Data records
=======

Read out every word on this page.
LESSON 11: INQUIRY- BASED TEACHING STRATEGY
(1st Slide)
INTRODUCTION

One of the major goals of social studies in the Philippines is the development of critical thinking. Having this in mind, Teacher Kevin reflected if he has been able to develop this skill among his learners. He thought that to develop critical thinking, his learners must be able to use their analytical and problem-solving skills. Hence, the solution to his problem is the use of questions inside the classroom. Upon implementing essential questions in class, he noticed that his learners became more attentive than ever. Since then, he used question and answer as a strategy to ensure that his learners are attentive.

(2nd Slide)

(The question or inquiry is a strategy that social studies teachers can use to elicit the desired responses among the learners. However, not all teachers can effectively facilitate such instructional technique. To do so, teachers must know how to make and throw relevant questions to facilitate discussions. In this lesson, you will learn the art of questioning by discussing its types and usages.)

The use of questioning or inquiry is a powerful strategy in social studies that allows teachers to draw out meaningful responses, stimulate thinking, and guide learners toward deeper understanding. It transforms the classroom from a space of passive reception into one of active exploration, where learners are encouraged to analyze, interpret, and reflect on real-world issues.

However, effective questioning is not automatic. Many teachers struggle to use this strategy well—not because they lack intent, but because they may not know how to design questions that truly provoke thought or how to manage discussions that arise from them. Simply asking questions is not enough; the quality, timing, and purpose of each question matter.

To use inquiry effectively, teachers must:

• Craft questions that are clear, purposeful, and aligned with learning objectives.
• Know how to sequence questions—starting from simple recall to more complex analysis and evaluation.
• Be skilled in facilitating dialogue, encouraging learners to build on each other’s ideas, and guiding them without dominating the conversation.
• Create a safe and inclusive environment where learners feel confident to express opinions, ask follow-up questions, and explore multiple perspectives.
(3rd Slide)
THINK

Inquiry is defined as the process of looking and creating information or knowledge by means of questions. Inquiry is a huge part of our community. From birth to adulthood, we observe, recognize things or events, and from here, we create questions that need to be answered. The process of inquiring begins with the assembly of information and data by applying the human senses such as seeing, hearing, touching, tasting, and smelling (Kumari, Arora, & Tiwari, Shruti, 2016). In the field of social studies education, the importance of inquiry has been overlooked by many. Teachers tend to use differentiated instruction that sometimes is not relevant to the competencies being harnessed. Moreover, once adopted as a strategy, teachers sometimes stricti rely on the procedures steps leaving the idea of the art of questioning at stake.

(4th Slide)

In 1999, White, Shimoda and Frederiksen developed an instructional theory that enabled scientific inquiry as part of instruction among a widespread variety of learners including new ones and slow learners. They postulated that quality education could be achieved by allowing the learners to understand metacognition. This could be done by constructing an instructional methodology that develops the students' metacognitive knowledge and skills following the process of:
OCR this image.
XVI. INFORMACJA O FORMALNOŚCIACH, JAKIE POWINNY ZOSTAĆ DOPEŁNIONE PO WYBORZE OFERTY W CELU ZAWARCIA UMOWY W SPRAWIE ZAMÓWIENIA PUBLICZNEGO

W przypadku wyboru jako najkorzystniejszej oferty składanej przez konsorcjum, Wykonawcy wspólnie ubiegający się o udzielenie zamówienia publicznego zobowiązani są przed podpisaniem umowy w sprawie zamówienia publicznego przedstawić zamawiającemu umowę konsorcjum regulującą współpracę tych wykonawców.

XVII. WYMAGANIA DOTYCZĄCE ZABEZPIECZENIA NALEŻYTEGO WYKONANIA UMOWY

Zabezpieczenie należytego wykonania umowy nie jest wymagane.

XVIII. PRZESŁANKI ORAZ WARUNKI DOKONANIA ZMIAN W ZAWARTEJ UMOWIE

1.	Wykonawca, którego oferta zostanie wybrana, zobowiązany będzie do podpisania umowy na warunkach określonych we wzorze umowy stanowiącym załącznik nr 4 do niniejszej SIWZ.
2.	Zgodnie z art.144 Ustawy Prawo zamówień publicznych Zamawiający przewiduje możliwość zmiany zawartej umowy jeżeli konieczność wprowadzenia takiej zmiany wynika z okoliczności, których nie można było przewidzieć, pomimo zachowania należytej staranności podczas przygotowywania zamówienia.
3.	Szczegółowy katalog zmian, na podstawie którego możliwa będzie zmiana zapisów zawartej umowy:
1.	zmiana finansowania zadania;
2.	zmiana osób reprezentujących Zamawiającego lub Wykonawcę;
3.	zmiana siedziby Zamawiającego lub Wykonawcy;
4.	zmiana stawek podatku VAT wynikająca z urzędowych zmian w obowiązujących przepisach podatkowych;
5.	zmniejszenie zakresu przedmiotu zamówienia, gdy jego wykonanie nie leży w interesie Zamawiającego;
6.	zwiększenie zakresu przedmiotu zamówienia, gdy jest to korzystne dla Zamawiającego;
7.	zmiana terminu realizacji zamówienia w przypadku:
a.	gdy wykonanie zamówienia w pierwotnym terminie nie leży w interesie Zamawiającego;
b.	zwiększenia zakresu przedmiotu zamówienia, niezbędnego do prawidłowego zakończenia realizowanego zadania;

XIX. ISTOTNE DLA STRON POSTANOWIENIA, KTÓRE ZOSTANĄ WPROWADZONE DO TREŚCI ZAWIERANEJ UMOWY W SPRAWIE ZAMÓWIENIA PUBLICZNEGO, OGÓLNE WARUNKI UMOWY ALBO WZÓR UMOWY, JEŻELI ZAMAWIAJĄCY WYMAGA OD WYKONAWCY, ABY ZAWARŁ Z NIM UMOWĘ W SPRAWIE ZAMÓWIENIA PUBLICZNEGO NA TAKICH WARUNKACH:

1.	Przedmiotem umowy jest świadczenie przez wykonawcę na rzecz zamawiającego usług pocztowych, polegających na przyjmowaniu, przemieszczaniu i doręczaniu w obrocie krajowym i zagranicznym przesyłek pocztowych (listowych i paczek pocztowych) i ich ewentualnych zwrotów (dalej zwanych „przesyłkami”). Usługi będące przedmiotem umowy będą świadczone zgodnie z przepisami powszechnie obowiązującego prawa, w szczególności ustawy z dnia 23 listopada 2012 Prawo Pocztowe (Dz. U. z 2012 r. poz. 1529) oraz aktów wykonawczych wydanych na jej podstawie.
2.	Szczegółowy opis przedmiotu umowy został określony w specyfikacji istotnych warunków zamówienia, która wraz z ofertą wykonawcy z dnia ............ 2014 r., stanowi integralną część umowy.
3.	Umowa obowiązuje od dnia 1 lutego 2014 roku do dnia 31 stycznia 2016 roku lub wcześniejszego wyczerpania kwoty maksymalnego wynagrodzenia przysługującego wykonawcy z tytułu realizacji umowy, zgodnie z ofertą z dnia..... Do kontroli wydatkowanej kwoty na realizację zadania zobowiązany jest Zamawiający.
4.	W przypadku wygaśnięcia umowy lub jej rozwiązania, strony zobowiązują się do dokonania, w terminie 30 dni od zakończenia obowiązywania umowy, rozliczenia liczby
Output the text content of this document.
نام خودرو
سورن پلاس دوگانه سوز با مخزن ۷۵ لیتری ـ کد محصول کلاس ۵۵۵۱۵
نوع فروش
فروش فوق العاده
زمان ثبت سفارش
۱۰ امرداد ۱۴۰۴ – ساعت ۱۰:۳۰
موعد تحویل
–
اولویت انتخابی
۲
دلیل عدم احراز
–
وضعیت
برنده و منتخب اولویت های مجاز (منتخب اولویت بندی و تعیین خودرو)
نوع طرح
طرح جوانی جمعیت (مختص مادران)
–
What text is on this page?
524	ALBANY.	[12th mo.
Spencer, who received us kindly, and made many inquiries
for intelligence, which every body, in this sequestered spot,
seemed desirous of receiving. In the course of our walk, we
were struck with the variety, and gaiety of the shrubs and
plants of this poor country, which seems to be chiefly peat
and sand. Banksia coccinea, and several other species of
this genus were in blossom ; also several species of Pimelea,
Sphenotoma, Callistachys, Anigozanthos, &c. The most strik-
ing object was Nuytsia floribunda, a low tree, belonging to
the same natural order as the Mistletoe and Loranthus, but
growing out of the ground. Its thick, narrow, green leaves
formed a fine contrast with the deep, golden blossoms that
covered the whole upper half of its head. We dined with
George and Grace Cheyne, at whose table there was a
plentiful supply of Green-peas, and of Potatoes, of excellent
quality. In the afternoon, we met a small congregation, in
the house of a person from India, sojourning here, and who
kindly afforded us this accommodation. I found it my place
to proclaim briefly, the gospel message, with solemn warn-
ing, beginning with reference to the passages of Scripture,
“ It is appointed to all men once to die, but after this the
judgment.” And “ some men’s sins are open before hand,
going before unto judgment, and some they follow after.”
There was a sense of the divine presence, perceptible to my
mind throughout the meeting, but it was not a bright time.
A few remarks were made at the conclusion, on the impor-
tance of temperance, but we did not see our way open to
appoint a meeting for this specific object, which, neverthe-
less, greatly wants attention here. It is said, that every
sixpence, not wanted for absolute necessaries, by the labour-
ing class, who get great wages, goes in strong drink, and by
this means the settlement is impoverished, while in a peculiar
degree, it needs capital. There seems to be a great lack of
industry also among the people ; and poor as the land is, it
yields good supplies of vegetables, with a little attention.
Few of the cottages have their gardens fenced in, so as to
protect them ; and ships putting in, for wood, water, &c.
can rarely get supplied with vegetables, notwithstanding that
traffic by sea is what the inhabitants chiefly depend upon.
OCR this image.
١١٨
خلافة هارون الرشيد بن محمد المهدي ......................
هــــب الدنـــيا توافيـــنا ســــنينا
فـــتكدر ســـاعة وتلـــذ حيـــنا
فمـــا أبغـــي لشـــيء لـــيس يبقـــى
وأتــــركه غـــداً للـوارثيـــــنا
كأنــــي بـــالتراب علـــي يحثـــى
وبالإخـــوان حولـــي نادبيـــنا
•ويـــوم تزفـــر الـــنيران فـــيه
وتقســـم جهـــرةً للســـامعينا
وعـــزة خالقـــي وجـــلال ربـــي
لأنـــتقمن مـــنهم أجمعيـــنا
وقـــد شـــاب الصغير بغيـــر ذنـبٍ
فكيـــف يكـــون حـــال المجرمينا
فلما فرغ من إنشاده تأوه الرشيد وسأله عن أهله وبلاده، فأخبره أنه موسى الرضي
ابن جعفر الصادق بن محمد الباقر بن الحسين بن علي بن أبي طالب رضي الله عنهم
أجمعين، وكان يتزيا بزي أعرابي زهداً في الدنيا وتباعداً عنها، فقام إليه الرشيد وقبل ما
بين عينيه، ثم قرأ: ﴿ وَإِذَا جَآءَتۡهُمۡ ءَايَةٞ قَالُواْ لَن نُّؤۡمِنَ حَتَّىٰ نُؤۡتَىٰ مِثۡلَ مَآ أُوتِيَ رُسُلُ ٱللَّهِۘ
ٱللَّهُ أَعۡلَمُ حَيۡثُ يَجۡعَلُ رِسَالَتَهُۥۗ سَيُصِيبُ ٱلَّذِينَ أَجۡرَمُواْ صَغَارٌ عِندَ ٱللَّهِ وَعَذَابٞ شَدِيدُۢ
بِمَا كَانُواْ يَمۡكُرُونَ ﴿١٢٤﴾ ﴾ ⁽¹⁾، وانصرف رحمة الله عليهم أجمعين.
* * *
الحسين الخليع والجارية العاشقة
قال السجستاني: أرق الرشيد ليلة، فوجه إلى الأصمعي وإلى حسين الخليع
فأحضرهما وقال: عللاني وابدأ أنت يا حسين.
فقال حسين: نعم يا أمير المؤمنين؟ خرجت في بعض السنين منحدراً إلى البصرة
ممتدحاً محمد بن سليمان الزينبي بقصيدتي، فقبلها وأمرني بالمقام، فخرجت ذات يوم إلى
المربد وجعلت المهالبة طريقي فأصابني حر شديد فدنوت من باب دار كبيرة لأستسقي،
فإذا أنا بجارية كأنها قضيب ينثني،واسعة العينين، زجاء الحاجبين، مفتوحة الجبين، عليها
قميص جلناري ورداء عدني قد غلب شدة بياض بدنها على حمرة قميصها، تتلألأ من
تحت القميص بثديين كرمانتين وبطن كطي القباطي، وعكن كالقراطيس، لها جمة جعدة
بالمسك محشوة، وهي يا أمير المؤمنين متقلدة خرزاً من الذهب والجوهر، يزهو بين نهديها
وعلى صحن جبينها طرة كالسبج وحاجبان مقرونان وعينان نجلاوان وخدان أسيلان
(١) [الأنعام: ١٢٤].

=======

## Exercise requirements
Collect, from the material above, every line containing the word "been".

## Complete answer
One of the major goals of social studies in the Philippines is the development of critical thinking. Having this in mind, Teacher Kevin reflected if he has been able to develop this skill among his learners. He thought that to develop critical thinking, his learners must be able to use their analytical and problem-solving skills. Hence, the solution to his problem is the use of questions inside the classroom. Upon implementing essential questions in class, he noticed that his learners became more attentive than ever. Since then, he used question and answer as a strategy to ensure that his learners are attentive.
Inquiry is defined as the process of looking and creating information or knowledge by means of questions. Inquiry is a huge part of our community. From birth to adulthood, we observe, recognize things or events, and from here, we create questions that need to be answered. The process of inquiring begins with the assembly of information and data by applying the human senses such as seeing, hearing, touching, tasting, and smelling (Kumari, Arora, & Tiwari, Shruti, 2016). In the field of social studies education, the importance of inquiry has been overlooked by many. Teachers tend to use differentiated instruction that sometimes is not relevant to the competencies being harnessed. Moreover, once adopted as a strategy, teachers sometimes stricti rely on the procedures steps leaving the idea of the art of questioning at stake.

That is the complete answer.